WHAT IS NEEDED »
Pick every line from the data that holds the word "đánh".

### RECORDS SUPPLIED ###

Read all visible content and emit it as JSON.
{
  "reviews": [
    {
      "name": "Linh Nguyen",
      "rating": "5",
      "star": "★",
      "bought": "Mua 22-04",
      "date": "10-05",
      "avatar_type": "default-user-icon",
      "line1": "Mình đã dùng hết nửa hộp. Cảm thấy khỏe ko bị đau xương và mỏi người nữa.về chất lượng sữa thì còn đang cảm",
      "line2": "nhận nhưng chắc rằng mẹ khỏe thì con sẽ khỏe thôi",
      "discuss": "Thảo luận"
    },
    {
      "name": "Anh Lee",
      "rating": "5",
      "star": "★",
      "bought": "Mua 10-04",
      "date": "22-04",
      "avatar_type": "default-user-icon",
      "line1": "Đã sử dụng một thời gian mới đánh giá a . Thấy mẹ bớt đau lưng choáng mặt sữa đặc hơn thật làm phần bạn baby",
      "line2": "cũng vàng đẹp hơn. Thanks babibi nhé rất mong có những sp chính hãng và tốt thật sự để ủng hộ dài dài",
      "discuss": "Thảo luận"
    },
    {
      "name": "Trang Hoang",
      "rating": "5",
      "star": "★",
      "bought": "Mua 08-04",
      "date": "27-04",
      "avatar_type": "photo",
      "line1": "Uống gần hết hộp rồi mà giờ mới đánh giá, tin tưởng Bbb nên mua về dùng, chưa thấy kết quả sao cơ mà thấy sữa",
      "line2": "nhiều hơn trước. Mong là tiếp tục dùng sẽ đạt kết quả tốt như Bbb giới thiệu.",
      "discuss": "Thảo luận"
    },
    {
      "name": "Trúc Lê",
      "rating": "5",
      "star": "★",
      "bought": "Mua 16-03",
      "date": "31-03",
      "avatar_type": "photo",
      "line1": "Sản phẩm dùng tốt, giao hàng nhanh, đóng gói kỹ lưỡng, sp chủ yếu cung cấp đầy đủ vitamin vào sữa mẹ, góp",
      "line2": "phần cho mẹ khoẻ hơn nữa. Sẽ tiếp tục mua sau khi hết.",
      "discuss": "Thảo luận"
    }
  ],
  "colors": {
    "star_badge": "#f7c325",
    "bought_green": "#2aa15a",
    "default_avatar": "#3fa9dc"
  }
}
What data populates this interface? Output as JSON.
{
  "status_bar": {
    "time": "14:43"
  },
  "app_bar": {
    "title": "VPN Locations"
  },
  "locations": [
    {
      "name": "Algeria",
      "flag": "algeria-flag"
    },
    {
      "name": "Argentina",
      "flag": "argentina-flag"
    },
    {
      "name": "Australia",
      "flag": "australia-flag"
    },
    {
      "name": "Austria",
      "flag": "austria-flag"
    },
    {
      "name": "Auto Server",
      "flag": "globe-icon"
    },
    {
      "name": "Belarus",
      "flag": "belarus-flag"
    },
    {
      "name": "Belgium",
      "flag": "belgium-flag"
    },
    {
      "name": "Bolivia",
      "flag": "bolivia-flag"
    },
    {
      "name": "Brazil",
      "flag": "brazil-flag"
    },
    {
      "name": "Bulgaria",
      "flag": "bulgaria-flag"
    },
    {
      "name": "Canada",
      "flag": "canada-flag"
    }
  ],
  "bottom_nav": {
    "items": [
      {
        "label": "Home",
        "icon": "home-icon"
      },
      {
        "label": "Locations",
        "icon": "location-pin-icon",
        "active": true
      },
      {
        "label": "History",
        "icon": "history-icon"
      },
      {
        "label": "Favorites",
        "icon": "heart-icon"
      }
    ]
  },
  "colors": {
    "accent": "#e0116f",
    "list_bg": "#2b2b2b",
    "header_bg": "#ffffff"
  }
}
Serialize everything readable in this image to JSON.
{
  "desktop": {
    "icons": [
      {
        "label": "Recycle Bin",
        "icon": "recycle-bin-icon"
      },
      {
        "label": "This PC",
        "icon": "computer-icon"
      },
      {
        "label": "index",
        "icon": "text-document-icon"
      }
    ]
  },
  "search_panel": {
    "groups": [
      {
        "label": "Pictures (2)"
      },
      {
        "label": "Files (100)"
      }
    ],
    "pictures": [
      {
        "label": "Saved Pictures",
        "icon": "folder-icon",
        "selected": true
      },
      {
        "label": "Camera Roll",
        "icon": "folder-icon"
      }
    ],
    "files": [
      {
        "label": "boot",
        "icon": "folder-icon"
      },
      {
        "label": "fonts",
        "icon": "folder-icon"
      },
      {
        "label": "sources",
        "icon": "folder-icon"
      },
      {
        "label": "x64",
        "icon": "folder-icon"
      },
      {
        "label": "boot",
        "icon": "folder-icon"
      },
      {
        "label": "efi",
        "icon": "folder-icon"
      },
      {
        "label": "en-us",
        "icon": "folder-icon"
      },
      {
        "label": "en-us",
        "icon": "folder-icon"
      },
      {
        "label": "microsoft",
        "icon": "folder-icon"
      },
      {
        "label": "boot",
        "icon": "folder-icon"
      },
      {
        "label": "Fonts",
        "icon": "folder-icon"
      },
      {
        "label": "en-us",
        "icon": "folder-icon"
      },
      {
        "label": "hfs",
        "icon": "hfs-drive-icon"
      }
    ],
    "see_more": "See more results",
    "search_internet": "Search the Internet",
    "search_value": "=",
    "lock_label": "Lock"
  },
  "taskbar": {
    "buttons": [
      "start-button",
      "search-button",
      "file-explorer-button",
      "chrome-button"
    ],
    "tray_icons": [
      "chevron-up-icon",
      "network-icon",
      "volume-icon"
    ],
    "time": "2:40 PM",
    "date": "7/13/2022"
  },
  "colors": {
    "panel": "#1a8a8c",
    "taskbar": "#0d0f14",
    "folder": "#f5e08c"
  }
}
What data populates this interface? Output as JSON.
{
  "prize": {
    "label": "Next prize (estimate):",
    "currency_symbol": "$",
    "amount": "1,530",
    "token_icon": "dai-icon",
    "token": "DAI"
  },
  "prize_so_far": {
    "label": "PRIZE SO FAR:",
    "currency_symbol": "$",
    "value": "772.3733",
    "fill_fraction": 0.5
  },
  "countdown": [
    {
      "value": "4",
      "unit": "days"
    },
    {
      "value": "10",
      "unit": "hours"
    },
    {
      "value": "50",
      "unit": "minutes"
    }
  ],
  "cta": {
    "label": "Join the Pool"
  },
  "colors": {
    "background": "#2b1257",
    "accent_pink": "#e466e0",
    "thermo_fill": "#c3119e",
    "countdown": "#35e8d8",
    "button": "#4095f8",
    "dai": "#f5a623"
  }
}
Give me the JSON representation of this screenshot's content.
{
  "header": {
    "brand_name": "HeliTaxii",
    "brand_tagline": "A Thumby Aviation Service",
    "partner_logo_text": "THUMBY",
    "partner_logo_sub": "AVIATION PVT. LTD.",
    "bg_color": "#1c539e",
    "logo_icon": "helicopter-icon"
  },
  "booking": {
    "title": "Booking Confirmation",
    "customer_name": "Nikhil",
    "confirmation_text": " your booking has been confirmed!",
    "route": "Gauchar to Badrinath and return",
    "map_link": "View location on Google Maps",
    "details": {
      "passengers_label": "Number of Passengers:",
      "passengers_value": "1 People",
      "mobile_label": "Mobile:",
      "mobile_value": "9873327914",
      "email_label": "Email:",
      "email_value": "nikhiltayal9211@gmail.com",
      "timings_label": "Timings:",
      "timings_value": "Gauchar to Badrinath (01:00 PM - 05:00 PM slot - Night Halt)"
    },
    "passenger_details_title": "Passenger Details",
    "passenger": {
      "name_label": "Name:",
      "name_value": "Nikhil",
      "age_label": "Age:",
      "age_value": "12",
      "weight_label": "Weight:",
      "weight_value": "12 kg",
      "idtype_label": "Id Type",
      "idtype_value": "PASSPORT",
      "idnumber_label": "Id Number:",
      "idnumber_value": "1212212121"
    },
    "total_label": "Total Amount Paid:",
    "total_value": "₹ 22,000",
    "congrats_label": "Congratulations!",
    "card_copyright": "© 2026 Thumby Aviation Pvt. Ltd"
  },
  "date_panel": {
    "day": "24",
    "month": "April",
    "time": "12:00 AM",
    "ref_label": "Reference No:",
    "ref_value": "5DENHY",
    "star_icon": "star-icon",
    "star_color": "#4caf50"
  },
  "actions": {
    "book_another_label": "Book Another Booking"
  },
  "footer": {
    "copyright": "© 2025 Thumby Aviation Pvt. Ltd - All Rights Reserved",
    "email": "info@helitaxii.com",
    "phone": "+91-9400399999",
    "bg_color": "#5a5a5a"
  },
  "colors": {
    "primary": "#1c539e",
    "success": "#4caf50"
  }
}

###

WRITTEN ANSWER »
      "line1": "Đã sử dụng một thời gian mới đánh giá a . Thấy mẹ bớt đau lưng choáng mặt sữa đặc hơn thật làm phần bạn baby",
      "line1": "Uống gần hết hộp rồi mà giờ mới đánh giá, tin tưởng Bbb nên mua về dùng, chưa thấy kết quả sao cơ mà thấy sữa",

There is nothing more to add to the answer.